— Challenge —
Go through the listing beneath this task and return every line that carries the string "their".

Recorded data
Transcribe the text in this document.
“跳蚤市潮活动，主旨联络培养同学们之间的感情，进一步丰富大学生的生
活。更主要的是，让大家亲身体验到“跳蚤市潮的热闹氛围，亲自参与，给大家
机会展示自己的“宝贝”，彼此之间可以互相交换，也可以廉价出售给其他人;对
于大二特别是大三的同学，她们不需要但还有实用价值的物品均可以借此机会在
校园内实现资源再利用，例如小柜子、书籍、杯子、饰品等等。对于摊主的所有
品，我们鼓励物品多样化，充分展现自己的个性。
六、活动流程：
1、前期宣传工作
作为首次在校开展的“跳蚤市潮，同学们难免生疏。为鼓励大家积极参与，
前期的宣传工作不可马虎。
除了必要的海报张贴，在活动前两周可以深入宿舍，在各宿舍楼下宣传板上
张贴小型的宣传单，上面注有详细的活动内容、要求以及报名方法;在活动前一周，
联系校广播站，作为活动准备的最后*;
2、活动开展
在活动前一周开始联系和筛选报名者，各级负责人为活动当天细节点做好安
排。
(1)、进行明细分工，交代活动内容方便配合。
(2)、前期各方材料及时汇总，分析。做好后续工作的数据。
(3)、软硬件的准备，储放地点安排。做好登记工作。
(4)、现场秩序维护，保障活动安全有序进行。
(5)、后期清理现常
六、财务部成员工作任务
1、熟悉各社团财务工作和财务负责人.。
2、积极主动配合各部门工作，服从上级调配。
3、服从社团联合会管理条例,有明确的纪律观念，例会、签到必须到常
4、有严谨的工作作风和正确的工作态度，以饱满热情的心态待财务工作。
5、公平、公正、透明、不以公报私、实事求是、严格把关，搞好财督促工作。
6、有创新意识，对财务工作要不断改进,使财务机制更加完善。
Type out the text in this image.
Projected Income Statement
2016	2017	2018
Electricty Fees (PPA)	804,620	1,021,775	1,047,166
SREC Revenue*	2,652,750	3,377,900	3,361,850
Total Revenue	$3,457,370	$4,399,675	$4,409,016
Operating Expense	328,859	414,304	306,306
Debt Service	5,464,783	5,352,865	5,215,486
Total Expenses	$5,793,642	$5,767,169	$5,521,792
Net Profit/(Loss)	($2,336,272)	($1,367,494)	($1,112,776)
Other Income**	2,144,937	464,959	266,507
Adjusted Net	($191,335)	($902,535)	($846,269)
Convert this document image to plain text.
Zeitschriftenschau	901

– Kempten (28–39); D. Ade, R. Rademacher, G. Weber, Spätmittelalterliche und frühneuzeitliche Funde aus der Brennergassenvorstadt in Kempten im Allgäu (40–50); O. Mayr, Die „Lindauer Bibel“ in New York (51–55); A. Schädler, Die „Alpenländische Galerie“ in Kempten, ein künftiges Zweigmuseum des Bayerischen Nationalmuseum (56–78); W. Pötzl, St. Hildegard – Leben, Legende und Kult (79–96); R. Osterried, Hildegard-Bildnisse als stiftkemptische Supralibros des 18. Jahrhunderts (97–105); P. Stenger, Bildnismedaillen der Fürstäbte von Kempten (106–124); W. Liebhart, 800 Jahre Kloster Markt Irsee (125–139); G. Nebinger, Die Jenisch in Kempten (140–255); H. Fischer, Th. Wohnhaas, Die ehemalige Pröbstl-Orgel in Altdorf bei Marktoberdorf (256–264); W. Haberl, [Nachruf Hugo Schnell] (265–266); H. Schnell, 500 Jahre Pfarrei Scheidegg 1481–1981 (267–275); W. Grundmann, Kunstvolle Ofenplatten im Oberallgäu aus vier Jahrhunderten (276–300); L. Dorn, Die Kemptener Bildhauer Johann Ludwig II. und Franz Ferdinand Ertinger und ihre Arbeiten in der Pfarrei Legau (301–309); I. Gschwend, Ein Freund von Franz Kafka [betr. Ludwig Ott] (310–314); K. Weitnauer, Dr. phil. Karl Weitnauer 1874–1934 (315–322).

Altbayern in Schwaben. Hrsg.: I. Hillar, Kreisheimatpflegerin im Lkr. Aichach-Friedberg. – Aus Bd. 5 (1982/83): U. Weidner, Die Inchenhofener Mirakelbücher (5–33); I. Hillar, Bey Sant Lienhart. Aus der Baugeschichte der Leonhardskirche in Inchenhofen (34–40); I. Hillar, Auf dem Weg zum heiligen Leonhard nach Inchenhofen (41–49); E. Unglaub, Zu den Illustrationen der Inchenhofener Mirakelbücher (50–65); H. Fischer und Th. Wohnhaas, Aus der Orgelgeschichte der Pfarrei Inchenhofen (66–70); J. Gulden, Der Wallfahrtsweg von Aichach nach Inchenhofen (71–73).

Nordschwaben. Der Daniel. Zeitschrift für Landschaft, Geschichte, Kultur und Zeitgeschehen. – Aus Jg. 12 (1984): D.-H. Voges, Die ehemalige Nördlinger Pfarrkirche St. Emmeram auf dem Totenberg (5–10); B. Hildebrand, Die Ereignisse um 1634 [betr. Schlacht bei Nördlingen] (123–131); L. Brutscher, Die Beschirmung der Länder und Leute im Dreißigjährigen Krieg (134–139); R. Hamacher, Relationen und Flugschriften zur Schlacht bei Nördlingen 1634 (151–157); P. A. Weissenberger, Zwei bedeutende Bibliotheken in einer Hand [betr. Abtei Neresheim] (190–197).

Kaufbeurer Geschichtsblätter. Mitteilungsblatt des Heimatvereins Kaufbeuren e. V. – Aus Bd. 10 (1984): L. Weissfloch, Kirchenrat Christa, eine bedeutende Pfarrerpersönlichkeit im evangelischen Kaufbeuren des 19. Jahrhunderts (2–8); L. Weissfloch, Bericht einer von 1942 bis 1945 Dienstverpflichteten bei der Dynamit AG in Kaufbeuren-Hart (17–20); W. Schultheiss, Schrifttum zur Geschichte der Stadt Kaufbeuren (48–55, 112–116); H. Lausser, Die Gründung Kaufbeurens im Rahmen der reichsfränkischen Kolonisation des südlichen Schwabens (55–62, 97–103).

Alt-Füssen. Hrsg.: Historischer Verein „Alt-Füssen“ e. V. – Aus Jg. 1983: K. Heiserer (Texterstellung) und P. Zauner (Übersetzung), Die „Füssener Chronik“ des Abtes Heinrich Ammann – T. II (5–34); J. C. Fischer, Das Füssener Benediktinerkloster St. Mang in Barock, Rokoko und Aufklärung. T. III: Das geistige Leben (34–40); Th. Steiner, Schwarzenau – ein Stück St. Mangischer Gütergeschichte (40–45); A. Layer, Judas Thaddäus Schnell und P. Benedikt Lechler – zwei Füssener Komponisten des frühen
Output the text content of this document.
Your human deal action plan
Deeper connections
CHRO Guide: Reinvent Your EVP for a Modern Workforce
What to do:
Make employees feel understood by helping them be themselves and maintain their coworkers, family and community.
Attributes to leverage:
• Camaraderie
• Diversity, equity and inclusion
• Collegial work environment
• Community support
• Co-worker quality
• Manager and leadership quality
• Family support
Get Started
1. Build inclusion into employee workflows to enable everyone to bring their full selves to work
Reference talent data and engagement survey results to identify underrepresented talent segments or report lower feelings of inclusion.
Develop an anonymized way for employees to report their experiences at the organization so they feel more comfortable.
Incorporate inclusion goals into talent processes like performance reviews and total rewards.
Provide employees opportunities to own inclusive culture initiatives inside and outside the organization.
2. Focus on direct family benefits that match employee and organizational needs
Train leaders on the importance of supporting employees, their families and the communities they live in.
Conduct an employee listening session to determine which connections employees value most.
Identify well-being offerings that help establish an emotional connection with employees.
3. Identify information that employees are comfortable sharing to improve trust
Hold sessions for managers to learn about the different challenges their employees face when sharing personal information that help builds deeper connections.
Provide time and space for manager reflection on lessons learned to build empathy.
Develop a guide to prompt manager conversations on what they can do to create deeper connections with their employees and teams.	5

— Output of the task —
Make employees feel understood by helping them be themselves and maintain their coworkers, family and community.
1. Build inclusion into employee workflows to enable everyone to bring their full selves to work
Develop an anonymized way for employees to report their experiences at the organization so they feel more comfortable.
Train leaders on the importance of supporting employees, their families and the communities they live in.
Hold sessions for managers to learn about the different challenges their employees face when sharing personal information that help builds deeper connections.
Develop a guide to prompt manager conversations on what they can do to create deeper connections with their employees and teams.	5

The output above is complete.